* Exercise brief
Check each line of the records below for the word "figure" and copy those where it appears.

# # # # #

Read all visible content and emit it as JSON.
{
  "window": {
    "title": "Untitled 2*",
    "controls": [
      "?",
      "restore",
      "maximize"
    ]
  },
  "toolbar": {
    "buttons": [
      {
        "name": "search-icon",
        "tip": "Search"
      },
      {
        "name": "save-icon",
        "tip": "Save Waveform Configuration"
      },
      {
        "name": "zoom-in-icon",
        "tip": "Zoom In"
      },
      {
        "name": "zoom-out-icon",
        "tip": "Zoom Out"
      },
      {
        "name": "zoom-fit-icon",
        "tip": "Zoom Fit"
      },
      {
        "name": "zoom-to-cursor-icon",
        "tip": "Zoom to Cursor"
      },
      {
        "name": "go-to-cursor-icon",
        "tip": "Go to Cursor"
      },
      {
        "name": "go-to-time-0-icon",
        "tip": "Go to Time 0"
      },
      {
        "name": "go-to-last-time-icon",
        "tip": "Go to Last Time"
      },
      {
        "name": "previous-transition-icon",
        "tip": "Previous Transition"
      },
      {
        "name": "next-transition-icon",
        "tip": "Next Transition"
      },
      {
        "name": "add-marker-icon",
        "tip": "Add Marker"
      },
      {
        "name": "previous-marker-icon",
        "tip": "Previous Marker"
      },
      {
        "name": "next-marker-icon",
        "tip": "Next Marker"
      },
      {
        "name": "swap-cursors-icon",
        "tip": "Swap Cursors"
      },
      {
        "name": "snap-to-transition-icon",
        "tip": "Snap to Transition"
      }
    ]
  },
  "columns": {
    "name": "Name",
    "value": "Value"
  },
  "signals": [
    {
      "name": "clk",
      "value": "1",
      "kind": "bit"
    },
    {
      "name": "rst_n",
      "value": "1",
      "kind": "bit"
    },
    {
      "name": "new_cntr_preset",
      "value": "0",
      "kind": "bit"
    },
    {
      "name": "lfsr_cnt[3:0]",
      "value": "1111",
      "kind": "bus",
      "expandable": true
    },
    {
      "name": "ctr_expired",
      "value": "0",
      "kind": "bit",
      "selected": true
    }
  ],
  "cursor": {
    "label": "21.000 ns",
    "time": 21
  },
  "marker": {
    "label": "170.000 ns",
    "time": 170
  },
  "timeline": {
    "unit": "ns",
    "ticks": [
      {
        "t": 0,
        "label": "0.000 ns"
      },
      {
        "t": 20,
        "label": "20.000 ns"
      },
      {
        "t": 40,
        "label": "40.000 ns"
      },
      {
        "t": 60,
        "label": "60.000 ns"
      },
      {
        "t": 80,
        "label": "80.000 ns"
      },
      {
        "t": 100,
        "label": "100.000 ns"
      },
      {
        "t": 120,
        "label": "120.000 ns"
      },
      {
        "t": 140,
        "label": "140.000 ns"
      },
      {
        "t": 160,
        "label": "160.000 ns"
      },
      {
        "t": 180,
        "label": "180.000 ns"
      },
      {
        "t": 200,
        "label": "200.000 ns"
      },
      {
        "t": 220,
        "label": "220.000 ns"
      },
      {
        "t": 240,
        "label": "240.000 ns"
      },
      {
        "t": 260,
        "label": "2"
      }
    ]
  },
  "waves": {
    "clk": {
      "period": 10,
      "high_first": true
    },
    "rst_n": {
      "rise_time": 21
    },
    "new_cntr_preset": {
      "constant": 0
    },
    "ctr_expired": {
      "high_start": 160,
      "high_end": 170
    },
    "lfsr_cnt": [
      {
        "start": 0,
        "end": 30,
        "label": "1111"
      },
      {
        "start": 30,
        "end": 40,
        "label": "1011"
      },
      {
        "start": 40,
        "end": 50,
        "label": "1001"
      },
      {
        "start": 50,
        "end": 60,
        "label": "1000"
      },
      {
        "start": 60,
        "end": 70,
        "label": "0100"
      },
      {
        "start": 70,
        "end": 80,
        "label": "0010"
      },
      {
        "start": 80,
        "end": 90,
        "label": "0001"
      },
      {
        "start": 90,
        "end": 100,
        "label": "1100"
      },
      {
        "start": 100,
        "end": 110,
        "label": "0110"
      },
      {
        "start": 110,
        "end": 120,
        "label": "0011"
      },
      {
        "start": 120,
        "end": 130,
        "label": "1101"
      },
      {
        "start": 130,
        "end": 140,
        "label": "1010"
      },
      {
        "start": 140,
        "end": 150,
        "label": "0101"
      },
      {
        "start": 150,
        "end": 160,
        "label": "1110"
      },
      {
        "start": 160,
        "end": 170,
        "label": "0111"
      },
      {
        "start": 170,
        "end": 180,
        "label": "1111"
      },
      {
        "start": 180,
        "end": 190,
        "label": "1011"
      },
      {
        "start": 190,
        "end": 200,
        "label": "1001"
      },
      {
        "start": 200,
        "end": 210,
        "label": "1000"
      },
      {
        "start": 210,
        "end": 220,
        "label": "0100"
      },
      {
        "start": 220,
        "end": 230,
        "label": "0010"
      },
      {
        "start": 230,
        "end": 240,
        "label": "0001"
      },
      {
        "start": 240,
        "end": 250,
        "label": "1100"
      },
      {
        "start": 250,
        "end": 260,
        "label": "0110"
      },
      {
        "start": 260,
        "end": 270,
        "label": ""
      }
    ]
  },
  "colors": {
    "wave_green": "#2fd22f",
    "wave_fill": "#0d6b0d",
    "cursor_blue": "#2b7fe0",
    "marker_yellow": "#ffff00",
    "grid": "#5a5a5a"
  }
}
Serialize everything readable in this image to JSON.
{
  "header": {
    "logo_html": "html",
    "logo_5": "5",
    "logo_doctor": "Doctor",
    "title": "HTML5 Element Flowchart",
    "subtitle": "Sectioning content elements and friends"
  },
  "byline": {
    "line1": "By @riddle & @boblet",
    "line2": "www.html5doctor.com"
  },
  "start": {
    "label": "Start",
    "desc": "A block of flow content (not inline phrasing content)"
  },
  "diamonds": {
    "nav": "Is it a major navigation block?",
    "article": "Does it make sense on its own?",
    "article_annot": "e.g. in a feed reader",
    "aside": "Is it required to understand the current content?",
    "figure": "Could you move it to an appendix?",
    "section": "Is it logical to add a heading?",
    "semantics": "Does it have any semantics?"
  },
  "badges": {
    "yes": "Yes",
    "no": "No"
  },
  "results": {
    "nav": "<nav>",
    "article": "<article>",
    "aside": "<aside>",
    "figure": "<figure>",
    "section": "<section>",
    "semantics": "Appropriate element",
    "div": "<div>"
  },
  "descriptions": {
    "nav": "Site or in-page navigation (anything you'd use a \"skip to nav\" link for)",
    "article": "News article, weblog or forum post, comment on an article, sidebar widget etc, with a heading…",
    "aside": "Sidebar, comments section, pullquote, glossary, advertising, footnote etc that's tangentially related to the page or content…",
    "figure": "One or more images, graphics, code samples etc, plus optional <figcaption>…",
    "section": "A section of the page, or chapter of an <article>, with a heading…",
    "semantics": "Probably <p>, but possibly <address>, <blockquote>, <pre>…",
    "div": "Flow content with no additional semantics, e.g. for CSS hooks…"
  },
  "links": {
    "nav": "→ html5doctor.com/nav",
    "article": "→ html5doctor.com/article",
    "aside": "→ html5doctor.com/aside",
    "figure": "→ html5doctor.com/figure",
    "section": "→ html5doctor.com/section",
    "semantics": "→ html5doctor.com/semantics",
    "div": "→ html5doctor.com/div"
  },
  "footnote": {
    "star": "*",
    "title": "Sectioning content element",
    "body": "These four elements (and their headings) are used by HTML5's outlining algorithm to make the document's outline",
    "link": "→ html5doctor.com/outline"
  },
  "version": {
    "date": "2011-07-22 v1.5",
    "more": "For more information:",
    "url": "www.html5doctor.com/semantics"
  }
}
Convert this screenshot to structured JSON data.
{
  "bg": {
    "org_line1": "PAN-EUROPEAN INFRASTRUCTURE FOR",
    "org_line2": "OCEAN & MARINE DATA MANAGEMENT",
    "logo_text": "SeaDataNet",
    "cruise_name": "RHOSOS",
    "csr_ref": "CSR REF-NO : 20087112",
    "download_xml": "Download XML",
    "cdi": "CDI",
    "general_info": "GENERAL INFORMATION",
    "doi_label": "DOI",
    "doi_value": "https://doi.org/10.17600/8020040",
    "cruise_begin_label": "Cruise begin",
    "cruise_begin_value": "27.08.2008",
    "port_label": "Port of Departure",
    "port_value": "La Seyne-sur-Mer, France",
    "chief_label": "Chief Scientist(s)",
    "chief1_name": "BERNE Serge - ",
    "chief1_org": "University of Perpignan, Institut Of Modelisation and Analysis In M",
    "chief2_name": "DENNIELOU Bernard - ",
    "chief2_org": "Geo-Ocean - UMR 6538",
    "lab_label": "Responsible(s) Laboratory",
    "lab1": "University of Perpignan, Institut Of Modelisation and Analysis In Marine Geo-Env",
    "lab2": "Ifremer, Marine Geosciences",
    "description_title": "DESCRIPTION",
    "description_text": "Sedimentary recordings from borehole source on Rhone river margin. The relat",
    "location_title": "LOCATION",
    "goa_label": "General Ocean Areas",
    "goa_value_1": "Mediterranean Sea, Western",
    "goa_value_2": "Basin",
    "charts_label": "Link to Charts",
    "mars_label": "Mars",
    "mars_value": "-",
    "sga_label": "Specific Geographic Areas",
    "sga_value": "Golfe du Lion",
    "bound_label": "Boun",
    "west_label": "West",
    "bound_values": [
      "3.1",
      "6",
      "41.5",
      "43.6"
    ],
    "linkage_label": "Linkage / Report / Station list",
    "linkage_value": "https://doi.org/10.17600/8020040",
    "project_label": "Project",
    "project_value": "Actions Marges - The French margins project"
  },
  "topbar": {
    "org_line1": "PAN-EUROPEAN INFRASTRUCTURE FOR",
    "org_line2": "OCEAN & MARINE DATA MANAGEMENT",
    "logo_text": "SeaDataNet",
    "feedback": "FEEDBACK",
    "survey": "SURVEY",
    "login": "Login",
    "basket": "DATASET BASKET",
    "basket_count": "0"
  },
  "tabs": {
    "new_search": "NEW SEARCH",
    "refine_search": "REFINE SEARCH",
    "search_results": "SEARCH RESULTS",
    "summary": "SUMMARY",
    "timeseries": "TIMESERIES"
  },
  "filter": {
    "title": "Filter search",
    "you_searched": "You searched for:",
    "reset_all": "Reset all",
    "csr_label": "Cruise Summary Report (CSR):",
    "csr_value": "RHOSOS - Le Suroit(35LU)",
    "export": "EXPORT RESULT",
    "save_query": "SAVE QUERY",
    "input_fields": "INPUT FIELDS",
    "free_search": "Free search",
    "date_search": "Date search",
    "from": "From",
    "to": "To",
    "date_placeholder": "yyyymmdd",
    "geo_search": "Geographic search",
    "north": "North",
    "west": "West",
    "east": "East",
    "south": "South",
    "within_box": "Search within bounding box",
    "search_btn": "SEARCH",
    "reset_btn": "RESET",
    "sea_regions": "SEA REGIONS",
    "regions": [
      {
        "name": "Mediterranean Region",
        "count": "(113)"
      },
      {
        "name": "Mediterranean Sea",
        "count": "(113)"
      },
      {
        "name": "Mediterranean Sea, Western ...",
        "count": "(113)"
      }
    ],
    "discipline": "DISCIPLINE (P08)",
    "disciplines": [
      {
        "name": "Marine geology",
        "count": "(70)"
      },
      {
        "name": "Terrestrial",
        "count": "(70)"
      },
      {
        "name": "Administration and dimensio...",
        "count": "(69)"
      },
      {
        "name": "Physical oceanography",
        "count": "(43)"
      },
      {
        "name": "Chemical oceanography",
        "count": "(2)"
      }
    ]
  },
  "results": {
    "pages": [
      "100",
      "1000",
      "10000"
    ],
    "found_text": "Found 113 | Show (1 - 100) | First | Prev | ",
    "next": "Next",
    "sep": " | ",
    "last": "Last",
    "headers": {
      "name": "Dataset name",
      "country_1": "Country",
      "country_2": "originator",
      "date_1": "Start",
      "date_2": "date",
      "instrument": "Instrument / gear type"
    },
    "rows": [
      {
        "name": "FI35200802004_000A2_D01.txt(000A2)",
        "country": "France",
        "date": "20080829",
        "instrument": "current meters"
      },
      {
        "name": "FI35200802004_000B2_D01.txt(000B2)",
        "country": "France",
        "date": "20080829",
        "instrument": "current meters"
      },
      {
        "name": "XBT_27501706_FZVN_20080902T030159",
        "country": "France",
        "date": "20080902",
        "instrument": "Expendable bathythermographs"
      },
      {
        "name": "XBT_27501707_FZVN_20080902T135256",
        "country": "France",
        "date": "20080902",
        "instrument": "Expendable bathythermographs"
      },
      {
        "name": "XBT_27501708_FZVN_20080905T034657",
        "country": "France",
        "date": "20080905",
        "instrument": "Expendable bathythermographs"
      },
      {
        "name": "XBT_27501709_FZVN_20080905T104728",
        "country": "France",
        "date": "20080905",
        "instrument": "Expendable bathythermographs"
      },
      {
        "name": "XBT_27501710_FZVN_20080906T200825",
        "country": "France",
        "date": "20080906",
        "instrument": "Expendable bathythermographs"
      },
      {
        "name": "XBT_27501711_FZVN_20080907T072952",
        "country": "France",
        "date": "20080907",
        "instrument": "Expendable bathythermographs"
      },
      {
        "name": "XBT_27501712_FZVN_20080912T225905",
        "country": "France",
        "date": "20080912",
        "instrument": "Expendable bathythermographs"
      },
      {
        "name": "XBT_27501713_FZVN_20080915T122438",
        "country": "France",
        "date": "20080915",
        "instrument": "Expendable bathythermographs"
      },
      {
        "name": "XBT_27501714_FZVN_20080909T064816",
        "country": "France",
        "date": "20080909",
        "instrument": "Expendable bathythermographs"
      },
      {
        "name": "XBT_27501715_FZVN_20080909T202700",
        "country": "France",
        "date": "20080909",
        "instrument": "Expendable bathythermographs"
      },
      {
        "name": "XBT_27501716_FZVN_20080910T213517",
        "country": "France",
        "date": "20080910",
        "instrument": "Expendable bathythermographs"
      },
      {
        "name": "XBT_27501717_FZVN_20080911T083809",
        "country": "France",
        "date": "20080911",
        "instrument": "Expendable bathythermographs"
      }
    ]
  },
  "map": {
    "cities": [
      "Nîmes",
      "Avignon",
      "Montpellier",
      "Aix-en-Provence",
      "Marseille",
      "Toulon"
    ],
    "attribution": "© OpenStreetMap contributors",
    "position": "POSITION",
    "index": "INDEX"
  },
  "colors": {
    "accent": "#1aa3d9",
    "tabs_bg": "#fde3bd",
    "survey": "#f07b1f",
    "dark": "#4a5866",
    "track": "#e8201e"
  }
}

# # # # #

* The response
    "figure": "Could you move it to an appendix?",
    "figure": "<figure>",
    "figure": "One or more images, graphics, code samples etc, plus optional <figcaption>…",
    "figure": "→ html5doctor.com/figure",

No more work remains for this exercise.